Set down each entry from the block beneath, exactly as written.

----- RECORD EXTRACTS

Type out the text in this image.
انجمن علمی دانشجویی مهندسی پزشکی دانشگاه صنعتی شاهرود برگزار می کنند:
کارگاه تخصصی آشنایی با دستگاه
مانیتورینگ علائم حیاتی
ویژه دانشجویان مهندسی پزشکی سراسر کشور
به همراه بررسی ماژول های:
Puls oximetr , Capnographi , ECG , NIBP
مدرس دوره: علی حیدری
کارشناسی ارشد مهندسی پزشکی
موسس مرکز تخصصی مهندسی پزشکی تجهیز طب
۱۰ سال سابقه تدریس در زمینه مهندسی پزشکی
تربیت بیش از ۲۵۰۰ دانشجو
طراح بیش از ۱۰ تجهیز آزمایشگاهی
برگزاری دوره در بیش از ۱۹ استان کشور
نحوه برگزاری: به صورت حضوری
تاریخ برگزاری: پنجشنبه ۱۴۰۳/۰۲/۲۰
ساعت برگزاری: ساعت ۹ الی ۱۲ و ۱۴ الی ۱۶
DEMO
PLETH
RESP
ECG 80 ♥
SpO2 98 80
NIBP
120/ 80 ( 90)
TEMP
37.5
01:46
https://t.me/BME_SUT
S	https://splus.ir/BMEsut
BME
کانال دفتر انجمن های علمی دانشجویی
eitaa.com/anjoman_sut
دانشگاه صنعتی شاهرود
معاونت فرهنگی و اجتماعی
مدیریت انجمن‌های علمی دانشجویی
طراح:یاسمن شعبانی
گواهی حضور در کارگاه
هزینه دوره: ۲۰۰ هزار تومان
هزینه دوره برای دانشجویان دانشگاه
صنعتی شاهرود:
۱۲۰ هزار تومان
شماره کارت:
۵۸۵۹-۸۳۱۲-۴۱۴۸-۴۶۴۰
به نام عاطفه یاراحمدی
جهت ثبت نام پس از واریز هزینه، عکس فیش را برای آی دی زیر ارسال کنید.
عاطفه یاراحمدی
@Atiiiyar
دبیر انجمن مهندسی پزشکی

----------

* ANSWER TO THIS TASK *
Type out the text in this image.
انجمن علمی دانشجویی مهندسی پزشکی دانشگاه صنعتی شاهرود برگزار می کنند:
کارگاه تخصصی آشنایی با دستگاه
مانیتورینگ علائم حیاتی
ویژه دانشجویان مهندسی پزشکی سراسر کشور
به همراه بررسی ماژول های:
Puls oximetr , Capnographi , ECG , NIBP
مدرس دوره: علی حیدری
کارشناسی ارشد مهندسی پزشکی
موسس مرکز تخصصی مهندسی پزشکی تجهیز طب
۱۰ سال سابقه تدریس در زمینه مهندسی پزشکی
تربیت بیش از ۲۵۰۰ دانشجو
طراح بیش از ۱۰ تجهیز آزمایشگاهی
برگزاری دوره در بیش از ۱۹ استان کشور
نحوه برگزاری: به صورت حضوری
تاریخ برگزاری: پنجشنبه ۱۴۰۳/۰۲/۲۰
ساعت برگزاری: ساعت ۹ الی ۱۲ و ۱۴ الی ۱۶
DEMO
PLETH
RESP
ECG 80 ♥
SpO2 98 80
NIBP
120/ 80 ( 90)
TEMP
37.5
01:46
https://t.me/BME_SUT
S	https://splus.ir/BMEsut
BME
کانال دفتر انجمن های علمی دانشجویی
eitaa.com/anjoman_sut
دانشگاه صنعتی شاهرود
معاونت فرهنگی و اجتماعی
مدیریت انجمن‌های علمی دانشجویی
طراح:یاسمن شعبانی
گواهی حضور در کارگاه
هزینه دوره: ۲۰۰ هزار تومان
هزینه دوره برای دانشجویان دانشگاه
صنعتی شاهرود:
۱۲۰ هزار تومان
شماره کارت:
۵۸۵۹-۸۳۱۲-۴۱۴۸-۴۶۴۰
به نام عاطفه یاراحمدی
جهت ثبت نام پس از واریز هزینه، عکس فیش را برای آی دی زیر ارسال کنید.
عاطفه یاراحمدی
@Atiiiyar
دبیر انجمن مهندسی پزشکی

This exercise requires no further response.